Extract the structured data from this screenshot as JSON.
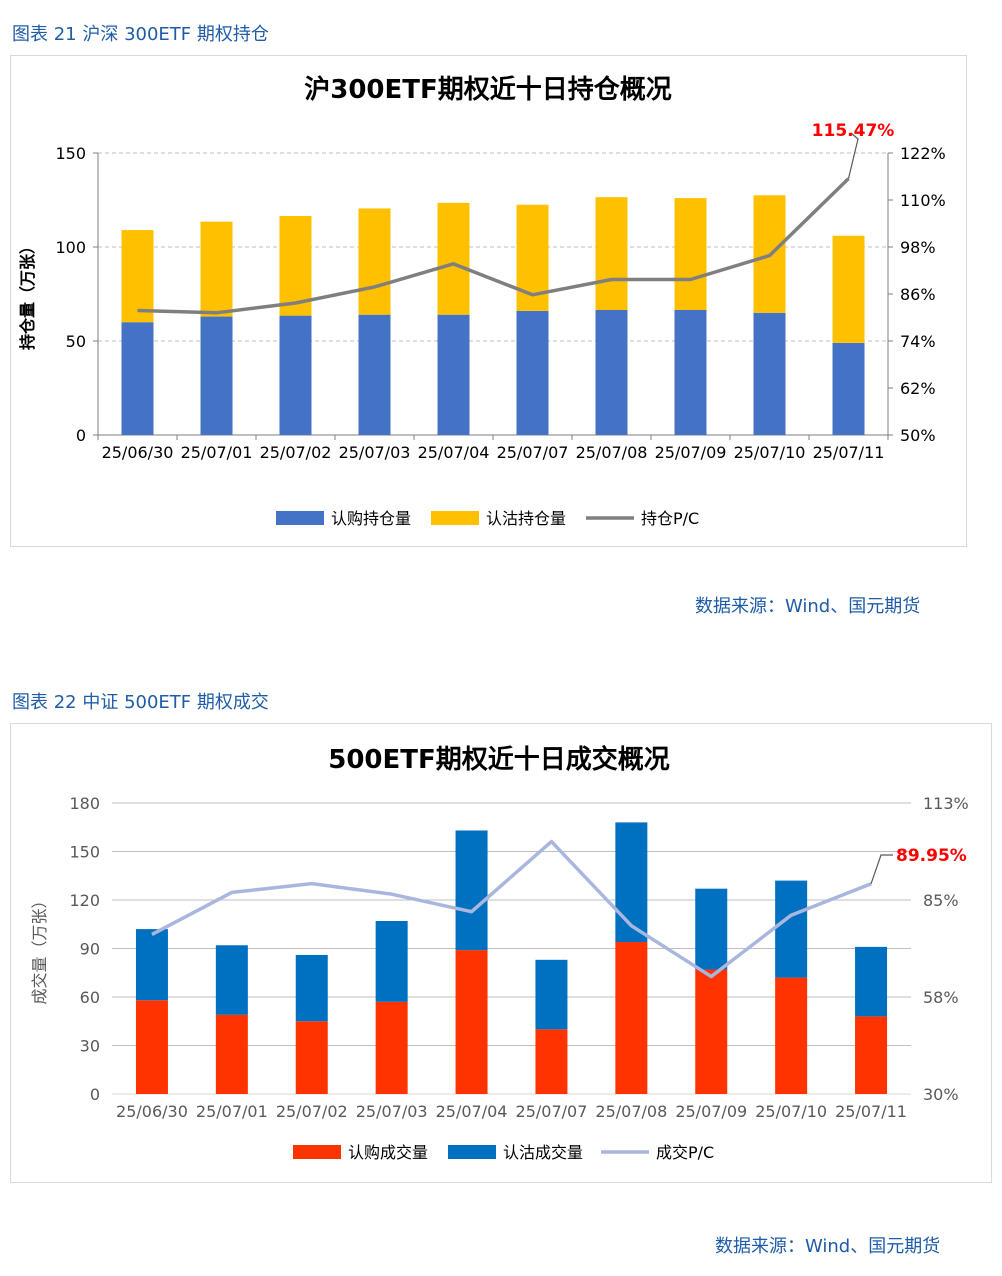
{
  "figure1": {
    "caption": "图表 21  沪深 300ETF 期权持仓",
    "source": "数据来源：Wind、国元期货"
  },
  "figure2": {
    "caption": "图表 22  中证 500ETF 期权成交",
    "source": "数据来源：Wind、国元期货"
  },
  "chart_data": [
    {
      "type": "bar",
      "stacked": true,
      "title": "沪300ETF期权近十日持仓概况",
      "categories": [
        "25/06/30",
        "25/07/01",
        "25/07/02",
        "25/07/03",
        "25/07/04",
        "25/07/07",
        "25/07/08",
        "25/07/09",
        "25/07/10",
        "25/07/11"
      ],
      "series": [
        {
          "name": "认购持仓量",
          "color": "#4472c4",
          "values": [
            60,
            63,
            63.5,
            64,
            64,
            66,
            66.5,
            66.5,
            65,
            49
          ]
        },
        {
          "name": "认沽持仓量",
          "color": "#ffc000",
          "values": [
            49,
            50.5,
            53,
            56.5,
            59.5,
            56.5,
            60,
            59.5,
            62.5,
            57
          ]
        },
        {
          "name": "持仓P/C",
          "color": "#7f7f7f",
          "axis": "right",
          "values": [
            81.8,
            81.2,
            83.7,
            87.8,
            93.7,
            85.8,
            89.7,
            89.7,
            95.8,
            115.47
          ]
        }
      ],
      "ylabel": "持仓量（万张）",
      "ylim": [
        0,
        150
      ],
      "yticks": [
        "0",
        "50",
        "100",
        "150"
      ],
      "y2lim": [
        50,
        122
      ],
      "y2ticks": [
        "50%",
        "62%",
        "74%",
        "86%",
        "98%",
        "110%",
        "122%"
      ],
      "annotation": "115.47%",
      "grid": true,
      "legend": "bottom"
    },
    {
      "type": "bar",
      "stacked": true,
      "title": "500ETF期权近十日成交概况",
      "categories": [
        "25/06/30",
        "25/07/01",
        "25/07/02",
        "25/07/03",
        "25/07/04",
        "25/07/07",
        "25/07/08",
        "25/07/09",
        "25/07/10",
        "25/07/11"
      ],
      "series": [
        {
          "name": "认购成交量",
          "color": "#ff3300",
          "values": [
            58,
            49,
            45,
            57,
            89,
            40,
            94,
            77,
            72,
            48
          ]
        },
        {
          "name": "认沽成交量",
          "color": "#0070c0",
          "values": [
            44,
            43,
            41,
            50,
            74,
            43,
            74,
            50,
            60,
            43
          ]
        },
        {
          "name": "成交P/C",
          "color": "#a9b7df",
          "axis": "right",
          "values": [
            75.5,
            87.5,
            90,
            87,
            82,
            102,
            78,
            63.5,
            81,
            89.95
          ]
        }
      ],
      "ylabel": "成交量（万张）",
      "ylim": [
        0,
        180
      ],
      "yticks": [
        "0",
        "30",
        "60",
        "90",
        "120",
        "150",
        "180"
      ],
      "y2lim": [
        30,
        113
      ],
      "y2ticks": [
        "30%",
        "58%",
        "85%",
        "113%"
      ],
      "annotation": "89.95%",
      "grid": true,
      "legend": "bottom"
    }
  ]
}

Exercise objective:
Pictures in the records must not appear in the copy; transcribe everything else precisely.

Response below:
Extract the structured data from this screenshot as JSON.
{
  "figure1": {
    "caption": "图表 21  沪深 300ETF 期权持仓",
    "source": "数据来源：Wind、国元期货"
  },
  "figure2": {
    "caption": "图表 22  中证 500ETF 期权成交",
    "source": "数据来源：Wind、国元期货"
  },
  "chart_data": [
    {
      "type": "bar",
      "stacked": true,
      "title": "沪300ETF期权近十日持仓概况",
      "categories": [
        "25/06/30",
        "25/07/01",
        "25/07/02",
        "25/07/03",
        "25/07/04",
        "25/07/07",
        "25/07/08",
        "25/07/09",
        "25/07/10",
        "25/07/11"
      ],
      "series": [
        {
          "name": "认购持仓量",
          "color": "#4472c4",
          "values": [
            60,
            63,
            63.5,
            64,
            64,
            66,
            66.5,
            66.5,
            65,
            49
          ]
        },
        {
          "name": "认沽持仓量",
          "color": "#ffc000",
          "values": [
            49,
            50.5,
            53,
            56.5,
            59.5,
            56.5,
            60,
            59.5,
            62.5,
            57
          ]
        },
        {
          "name": "持仓P/C",
          "color": "#7f7f7f",
          "axis": "right",
          "values": [
            81.8,
            81.2,
            83.7,
            87.8,
            93.7,
            85.8,
            89.7,
            89.7,
            95.8,
            115.47
          ]
        }
      ],
      "ylabel": "持仓量（万张）",
      "ylim": [
        0,
        150
      ],
      "yticks": [
        "0",
        "50",
        "100",
        "150"
      ],
      "y2lim": [
        50,
        122
      ],
      "y2ticks": [
        "50%",
        "62%",
        "74%",
        "86%",
        "98%",
        "110%",
        "122%"
      ],
      "annotation": "115.47%",
      "grid": true,
      "legend": "bottom"
    },
    {
      "type": "bar",
      "stacked": true,
      "title": "500ETF期权近十日成交概况",
      "categories": [
        "25/06/30",
        "25/07/01",
        "25/07/02",
        "25/07/03",
        "25/07/04",
        "25/07/07",
        "25/07/08",
        "25/07/09",
        "25/07/10",
        "25/07/11"
      ],
      "series": [
        {
          "name": "认购成交量",
          "color": "#ff3300",
          "values": [
            58,
            49,
            45,
            57,
            89,
            40,
            94,
            77,
            72,
            48
          ]
        },
        {
          "name": "认沽成交量",
          "color": "#0070c0",
          "values": [
            44,
            43,
            41,
            50,
            74,
            43,
            74,
            50,
            60,
            43
          ]
        },
        {
          "name": "成交P/C",
          "color": "#a9b7df",
          "axis": "right",
          "values": [
            75.5,
            87.5,
            90,
            87,
            82,
            102,
            78,
            63.5,
            81,
            89.95
          ]
        }
      ],
      "ylabel": "成交量（万张）",
      "ylim": [
        0,
        180
      ],
      "yticks": [
        "0",
        "30",
        "60",
        "90",
        "120",
        "150",
        "180"
      ],
      "y2lim": [
        30,
        113
      ],
      "y2ticks": [
        "30%",
        "58%",
        "85%",
        "113%"
      ],
      "annotation": "89.95%",
      "grid": true,
      "legend": "bottom"
    }
  ]
}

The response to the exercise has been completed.